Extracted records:
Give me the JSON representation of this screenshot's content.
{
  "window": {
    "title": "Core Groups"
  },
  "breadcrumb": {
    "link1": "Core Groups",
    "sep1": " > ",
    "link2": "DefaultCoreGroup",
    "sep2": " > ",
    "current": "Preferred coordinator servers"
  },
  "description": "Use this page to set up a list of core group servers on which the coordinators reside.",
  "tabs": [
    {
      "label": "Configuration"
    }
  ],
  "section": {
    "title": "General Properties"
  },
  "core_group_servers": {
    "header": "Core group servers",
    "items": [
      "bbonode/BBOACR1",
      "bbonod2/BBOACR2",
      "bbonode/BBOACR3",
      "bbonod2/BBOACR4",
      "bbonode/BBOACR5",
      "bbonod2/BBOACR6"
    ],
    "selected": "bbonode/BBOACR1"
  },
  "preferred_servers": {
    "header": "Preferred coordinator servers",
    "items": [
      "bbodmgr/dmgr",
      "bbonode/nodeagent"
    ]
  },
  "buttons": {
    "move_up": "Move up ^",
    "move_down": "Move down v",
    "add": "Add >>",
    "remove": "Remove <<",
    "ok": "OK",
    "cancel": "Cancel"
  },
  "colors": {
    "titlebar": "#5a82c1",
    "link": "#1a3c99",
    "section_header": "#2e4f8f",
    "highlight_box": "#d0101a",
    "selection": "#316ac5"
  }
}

INSTRUCTIONS TO FOLLOW:
Give back the whole listing exactly as it reads.

COMPLETE RESPONSE:
Give me the JSON representation of this screenshot's content.
{
  "window": {
    "title": "Core Groups"
  },
  "breadcrumb": {
    "link1": "Core Groups",
    "sep1": " > ",
    "link2": "DefaultCoreGroup",
    "sep2": " > ",
    "current": "Preferred coordinator servers"
  },
  "description": "Use this page to set up a list of core group servers on which the coordinators reside.",
  "tabs": [
    {
      "label": "Configuration"
    }
  ],
  "section": {
    "title": "General Properties"
  },
  "core_group_servers": {
    "header": "Core group servers",
    "items": [
      "bbonode/BBOACR1",
      "bbonod2/BBOACR2",
      "bbonode/BBOACR3",
      "bbonod2/BBOACR4",
      "bbonode/BBOACR5",
      "bbonod2/BBOACR6"
    ],
    "selected": "bbonode/BBOACR1"
  },
  "preferred_servers": {
    "header": "Preferred coordinator servers",
    "items": [
      "bbodmgr/dmgr",
      "bbonode/nodeagent"
    ]
  },
  "buttons": {
    "move_up": "Move up ^",
    "move_down": "Move down v",
    "add": "Add >>",
    "remove": "Remove <<",
    "ok": "OK",
    "cancel": "Cancel"
  },
  "colors": {
    "titlebar": "#5a82c1",
    "link": "#1a3c99",
    "section_header": "#2e4f8f",
    "highlight_box": "#d0101a",
    "selection": "#316ac5"
  }
}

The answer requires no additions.